Records from a collection of figures:

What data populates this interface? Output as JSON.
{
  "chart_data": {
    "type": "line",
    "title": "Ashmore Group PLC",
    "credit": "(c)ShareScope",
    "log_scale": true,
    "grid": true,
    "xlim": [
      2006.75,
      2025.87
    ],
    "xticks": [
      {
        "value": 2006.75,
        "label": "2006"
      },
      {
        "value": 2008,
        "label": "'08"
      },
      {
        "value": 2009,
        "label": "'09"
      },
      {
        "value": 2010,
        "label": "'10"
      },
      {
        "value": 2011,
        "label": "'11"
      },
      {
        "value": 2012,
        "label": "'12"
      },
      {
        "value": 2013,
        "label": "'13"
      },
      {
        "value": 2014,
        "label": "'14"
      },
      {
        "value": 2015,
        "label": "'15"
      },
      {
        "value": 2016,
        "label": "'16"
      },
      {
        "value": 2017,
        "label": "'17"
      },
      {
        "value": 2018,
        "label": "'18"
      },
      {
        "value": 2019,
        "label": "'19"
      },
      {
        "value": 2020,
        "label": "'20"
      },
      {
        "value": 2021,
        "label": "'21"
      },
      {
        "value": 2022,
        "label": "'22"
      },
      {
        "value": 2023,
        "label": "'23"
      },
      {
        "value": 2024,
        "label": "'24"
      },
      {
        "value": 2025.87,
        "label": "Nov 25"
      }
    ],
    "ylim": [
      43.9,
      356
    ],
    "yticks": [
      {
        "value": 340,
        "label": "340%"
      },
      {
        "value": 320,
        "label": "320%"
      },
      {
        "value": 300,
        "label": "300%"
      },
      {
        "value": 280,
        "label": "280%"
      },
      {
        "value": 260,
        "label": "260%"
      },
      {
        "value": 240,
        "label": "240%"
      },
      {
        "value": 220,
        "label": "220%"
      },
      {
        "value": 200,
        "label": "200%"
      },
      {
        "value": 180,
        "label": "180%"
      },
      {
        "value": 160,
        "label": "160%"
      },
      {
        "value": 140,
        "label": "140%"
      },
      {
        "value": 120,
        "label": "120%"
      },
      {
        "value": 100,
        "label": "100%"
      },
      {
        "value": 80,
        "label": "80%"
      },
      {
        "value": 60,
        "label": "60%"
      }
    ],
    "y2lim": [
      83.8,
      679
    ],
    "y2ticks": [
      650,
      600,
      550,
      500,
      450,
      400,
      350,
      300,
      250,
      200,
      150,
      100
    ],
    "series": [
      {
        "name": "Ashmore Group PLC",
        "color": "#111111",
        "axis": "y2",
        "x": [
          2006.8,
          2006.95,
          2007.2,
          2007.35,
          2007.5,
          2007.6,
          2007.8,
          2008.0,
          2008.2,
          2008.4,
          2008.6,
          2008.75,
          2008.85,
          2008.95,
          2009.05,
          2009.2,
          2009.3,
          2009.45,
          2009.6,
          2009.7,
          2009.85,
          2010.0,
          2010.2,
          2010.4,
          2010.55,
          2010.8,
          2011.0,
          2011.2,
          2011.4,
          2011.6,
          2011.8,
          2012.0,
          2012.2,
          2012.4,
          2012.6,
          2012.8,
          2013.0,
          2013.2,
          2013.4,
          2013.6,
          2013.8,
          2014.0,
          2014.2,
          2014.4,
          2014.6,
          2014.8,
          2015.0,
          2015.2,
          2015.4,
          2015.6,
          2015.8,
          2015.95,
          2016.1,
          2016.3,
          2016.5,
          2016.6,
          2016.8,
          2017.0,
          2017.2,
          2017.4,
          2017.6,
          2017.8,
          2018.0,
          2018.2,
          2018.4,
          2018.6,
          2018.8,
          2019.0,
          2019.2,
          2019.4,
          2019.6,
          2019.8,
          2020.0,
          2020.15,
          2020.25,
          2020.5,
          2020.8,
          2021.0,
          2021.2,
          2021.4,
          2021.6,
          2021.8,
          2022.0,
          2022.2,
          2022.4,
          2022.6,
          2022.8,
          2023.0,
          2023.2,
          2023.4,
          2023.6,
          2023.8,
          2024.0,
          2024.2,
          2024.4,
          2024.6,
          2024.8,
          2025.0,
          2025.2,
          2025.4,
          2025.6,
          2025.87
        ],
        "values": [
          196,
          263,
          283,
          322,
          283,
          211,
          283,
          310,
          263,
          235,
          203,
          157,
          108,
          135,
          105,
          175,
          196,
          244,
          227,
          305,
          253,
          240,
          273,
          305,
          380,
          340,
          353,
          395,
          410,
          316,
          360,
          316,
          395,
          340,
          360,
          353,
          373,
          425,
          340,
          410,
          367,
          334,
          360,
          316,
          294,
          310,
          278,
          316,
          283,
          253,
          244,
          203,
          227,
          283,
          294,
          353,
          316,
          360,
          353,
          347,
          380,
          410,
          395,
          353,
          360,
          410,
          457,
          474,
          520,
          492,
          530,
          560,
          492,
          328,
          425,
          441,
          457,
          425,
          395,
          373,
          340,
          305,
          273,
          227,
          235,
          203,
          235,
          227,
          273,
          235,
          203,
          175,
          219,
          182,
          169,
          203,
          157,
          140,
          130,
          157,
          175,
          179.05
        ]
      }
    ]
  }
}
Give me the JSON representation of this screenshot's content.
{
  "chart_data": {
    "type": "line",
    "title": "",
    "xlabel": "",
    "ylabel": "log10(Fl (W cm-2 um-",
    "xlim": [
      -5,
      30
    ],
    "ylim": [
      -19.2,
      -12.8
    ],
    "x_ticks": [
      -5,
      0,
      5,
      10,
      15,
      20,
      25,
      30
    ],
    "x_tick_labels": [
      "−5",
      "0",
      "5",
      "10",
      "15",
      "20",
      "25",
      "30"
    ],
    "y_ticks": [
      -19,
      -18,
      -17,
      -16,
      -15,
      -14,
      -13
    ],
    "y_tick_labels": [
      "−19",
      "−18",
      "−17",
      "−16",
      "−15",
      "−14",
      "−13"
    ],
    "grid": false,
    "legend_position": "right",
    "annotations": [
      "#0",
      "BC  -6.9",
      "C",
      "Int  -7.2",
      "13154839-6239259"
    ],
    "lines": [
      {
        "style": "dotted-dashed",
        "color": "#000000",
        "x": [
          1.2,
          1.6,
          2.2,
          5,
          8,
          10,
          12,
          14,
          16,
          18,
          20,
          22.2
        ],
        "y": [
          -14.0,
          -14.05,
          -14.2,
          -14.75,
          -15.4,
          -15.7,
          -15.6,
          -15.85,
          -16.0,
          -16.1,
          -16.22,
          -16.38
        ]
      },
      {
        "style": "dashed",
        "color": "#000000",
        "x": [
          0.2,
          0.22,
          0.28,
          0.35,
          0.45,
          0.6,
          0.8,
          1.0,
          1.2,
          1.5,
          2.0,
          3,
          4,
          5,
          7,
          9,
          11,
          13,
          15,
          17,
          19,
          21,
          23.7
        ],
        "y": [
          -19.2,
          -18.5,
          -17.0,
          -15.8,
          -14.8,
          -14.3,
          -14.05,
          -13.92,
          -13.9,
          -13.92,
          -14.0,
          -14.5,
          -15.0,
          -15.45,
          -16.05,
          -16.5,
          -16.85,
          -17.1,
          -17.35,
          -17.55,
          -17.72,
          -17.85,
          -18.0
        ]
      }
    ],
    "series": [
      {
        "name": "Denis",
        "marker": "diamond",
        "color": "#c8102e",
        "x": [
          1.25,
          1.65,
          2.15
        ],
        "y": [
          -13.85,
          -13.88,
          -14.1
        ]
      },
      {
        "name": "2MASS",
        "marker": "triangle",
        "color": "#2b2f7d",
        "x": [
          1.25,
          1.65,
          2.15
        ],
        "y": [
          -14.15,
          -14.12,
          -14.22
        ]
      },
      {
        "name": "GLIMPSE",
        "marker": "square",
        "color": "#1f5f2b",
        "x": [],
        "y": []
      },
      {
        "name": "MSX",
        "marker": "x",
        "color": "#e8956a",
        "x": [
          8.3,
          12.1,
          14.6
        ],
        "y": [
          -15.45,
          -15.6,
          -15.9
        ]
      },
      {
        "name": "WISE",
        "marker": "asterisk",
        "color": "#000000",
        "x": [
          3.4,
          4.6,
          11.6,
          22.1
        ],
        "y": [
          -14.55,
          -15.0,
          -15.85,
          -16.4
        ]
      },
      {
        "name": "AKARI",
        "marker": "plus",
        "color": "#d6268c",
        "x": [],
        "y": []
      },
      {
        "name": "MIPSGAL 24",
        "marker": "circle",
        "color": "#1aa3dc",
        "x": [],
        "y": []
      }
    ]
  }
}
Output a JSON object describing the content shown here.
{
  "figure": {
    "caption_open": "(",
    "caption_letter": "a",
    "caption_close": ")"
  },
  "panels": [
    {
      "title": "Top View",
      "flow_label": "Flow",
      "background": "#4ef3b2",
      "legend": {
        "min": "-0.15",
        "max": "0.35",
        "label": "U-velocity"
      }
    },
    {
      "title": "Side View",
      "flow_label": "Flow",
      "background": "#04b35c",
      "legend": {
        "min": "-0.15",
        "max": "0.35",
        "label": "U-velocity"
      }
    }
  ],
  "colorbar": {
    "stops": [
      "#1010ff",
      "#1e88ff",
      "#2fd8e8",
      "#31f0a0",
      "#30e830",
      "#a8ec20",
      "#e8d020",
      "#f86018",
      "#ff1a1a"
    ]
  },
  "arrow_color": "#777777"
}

- **Given problem**
Extract exactly the lines between the line containing "Output a JSON" and the end of the data, including both.

- **Response to this exercise**
Output a JSON object describing the content shown here.
{
  "figure": {
    "caption_open": "(",
    "caption_letter": "a",
    "caption_close": ")"
  },
  "panels": [
    {
      "title": "Top View",
      "flow_label": "Flow",
      "background": "#4ef3b2",
      "legend": {
        "min": "-0.15",
        "max": "0.35",
        "label": "U-velocity"
      }
    },
    {
      "title": "Side View",
      "flow_label": "Flow",
      "background": "#04b35c",
      "legend": {
        "min": "-0.15",
        "max": "0.35",
        "label": "U-velocity"
      }
    }
  ],
  "colorbar": {
    "stops": [
      "#1010ff",
      "#1e88ff",
      "#2fd8e8",
      "#31f0a0",
      "#30e830",
      "#a8ec20",
      "#e8d020",
      "#f86018",
      "#ff1a1a"
    ]
  },
  "arrow_color": "#777777"
}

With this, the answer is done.